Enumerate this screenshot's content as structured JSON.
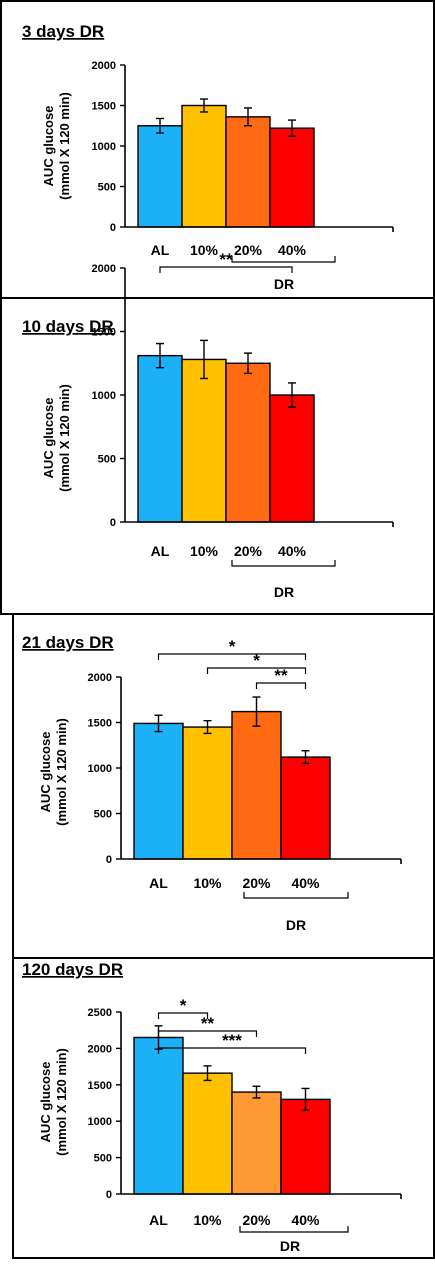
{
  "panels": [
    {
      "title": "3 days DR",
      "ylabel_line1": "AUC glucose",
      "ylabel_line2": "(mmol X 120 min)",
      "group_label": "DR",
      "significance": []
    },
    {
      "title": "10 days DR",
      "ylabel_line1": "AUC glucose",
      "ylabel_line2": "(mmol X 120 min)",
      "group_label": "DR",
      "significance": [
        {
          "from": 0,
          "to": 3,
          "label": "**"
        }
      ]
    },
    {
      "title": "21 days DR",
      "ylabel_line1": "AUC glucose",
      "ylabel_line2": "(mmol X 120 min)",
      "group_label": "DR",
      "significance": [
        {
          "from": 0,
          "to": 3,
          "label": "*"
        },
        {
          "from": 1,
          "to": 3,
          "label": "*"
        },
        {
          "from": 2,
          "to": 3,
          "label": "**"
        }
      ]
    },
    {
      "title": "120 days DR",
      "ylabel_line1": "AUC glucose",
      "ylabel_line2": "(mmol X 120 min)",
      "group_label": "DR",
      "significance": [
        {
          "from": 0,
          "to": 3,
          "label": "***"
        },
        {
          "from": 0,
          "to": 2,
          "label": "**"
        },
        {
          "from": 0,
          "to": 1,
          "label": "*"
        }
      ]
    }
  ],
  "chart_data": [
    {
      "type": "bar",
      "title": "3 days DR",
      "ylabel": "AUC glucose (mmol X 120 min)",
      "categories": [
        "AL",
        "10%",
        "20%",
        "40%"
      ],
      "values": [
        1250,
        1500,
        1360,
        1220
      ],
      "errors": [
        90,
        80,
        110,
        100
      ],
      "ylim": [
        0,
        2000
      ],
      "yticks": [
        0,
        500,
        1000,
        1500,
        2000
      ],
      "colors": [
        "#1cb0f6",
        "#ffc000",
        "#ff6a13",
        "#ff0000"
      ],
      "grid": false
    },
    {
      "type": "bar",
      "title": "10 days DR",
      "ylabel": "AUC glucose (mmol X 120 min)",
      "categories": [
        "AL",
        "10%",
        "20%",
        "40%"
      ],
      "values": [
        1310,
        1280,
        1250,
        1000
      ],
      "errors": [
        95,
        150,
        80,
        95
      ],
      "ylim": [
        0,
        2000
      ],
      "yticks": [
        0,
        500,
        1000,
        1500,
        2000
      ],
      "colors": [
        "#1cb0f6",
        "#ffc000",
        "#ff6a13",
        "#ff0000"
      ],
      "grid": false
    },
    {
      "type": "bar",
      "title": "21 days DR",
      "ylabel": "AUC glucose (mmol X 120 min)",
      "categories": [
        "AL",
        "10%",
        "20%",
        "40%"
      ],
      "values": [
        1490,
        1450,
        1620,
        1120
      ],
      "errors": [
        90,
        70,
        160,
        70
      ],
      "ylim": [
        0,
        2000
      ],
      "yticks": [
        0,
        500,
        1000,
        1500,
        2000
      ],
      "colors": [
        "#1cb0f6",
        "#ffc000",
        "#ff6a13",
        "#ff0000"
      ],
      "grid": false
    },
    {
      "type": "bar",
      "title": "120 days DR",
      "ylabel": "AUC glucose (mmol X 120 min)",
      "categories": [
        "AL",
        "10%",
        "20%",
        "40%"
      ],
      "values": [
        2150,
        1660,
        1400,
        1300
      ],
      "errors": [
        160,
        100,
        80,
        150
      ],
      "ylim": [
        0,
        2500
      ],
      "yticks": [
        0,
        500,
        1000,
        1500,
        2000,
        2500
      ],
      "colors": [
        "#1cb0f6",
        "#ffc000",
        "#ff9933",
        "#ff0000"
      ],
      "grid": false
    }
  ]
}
---
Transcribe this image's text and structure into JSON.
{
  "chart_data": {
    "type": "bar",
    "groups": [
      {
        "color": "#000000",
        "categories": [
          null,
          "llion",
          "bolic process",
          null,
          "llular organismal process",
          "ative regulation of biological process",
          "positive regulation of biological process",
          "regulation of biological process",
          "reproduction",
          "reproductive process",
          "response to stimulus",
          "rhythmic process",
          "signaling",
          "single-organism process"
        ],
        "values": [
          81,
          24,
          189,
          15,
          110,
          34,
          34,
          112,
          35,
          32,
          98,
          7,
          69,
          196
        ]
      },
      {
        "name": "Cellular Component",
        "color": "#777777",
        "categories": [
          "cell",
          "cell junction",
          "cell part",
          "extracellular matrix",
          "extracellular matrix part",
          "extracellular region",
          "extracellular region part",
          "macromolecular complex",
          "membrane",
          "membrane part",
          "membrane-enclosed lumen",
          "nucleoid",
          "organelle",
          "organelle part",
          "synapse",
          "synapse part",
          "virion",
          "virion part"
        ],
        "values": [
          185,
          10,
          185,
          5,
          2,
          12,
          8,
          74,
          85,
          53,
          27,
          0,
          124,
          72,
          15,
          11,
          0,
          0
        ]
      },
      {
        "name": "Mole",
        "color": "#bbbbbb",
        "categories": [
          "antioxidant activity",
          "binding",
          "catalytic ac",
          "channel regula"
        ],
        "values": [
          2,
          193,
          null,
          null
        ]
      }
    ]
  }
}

▸ EXERCISE DESCRIPTION:
Single out each line of the records above with the string "process" in it, and copy it.

▸ RESULT:
          "bolic process",
          "llular organismal process",
          "ative regulation of biological process",
          "positive regulation of biological process",
          "regulation of biological process",
          "reproductive process",
          "rhythmic process",
          "single-organism process"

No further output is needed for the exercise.